• **EXERCISE**: Scan the material for the word "Portable", and copy each line where it shows up.

• **DATA FOR THIS EXERCISE**:
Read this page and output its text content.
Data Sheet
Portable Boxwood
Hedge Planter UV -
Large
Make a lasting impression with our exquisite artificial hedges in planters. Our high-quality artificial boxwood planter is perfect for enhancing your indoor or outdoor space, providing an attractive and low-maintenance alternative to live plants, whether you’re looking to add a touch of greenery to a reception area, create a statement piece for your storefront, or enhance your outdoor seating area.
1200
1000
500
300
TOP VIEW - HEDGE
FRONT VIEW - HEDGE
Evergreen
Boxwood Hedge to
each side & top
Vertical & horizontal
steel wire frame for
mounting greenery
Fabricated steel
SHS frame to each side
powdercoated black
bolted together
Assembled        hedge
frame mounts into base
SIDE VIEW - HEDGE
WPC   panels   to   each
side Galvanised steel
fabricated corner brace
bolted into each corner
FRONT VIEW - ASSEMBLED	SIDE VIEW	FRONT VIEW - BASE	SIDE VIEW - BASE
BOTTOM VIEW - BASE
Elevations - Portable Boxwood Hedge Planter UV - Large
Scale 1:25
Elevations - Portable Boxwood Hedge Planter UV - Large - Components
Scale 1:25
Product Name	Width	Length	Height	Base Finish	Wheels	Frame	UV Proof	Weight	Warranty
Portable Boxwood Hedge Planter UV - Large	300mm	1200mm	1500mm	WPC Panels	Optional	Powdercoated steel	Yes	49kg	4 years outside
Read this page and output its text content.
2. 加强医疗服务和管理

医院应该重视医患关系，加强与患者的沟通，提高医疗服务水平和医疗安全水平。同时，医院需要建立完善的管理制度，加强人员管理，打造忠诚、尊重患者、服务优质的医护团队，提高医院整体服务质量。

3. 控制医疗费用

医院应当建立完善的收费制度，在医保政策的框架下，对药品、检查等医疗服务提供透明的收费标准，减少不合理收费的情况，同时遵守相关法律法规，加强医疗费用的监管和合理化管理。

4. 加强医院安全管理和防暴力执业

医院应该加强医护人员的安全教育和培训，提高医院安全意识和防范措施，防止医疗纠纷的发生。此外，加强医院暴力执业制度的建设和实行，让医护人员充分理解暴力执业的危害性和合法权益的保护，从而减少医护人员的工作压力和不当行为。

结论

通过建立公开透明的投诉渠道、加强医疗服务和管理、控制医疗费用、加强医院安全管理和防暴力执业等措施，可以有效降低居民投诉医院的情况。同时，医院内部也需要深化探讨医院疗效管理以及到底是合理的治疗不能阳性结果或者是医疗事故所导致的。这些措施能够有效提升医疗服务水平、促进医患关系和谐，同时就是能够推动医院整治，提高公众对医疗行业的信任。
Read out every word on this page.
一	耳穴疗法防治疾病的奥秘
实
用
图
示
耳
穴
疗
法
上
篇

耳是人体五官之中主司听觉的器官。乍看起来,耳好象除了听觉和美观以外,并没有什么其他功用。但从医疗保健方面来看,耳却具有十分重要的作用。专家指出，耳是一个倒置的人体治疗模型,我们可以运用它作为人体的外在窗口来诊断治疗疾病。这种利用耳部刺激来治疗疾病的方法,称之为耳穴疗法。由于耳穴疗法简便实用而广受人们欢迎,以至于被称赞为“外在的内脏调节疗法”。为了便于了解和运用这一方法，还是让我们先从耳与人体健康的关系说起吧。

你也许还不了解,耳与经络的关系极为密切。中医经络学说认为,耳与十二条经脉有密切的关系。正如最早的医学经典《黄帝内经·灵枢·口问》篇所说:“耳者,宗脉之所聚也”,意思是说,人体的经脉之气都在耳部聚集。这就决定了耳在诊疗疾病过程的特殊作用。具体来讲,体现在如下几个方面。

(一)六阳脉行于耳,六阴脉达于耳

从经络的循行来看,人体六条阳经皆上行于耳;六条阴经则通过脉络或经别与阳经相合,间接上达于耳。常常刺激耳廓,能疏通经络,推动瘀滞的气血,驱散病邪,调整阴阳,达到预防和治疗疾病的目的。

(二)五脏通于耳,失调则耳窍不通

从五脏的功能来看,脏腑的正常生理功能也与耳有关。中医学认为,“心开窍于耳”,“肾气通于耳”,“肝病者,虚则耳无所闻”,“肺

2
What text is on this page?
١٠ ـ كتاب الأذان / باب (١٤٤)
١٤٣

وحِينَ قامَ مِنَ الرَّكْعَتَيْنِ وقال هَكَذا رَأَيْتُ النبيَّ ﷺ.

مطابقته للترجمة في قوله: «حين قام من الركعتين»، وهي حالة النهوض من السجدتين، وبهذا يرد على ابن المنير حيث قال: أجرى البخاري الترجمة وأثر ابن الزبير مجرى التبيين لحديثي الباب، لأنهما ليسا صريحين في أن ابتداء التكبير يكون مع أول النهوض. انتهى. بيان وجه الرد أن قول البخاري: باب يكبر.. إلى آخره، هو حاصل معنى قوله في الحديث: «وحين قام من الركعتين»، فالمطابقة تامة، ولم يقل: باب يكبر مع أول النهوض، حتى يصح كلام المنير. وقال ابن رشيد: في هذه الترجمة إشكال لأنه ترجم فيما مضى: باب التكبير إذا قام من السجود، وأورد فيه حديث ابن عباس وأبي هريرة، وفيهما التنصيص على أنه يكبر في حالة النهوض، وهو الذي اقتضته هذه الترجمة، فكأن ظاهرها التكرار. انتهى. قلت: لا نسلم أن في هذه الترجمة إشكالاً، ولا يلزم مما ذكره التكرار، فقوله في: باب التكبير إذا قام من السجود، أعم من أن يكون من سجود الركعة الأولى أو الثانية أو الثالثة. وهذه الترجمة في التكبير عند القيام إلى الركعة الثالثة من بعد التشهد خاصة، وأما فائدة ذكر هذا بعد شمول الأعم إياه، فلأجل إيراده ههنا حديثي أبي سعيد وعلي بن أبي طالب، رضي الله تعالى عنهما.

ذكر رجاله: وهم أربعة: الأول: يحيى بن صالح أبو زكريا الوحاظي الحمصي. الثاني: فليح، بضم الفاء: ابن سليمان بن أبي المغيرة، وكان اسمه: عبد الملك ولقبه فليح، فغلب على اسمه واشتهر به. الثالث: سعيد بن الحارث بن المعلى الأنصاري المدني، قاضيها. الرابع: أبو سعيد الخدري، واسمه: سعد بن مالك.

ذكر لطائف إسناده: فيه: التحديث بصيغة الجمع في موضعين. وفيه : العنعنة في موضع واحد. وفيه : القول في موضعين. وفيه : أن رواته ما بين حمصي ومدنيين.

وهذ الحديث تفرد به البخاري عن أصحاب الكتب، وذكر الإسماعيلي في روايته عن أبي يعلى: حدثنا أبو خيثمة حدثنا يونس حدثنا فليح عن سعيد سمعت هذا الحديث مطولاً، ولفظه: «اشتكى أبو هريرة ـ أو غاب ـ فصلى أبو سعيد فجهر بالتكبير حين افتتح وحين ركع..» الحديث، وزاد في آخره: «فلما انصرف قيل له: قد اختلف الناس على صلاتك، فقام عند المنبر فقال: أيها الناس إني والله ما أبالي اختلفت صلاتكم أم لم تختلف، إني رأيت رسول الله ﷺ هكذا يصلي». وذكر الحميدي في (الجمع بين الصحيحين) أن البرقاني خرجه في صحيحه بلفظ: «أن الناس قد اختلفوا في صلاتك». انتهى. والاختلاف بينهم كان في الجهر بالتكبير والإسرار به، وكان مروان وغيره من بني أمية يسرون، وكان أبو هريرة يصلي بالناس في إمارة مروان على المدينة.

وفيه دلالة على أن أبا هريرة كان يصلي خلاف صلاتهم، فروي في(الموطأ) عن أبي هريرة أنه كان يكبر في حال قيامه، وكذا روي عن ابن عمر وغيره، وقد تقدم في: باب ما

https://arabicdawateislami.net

• **EXPECTED ANSWER**:
Portable Boxwood
Elevations - Portable Boxwood Hedge Planter UV - Large
Elevations - Portable Boxwood Hedge Planter UV - Large - Components
Portable Boxwood Hedge Planter UV - Large	300mm	1200mm	1500mm	WPC Panels	Optional	Powdercoated steel	Yes	49kg	4 years outside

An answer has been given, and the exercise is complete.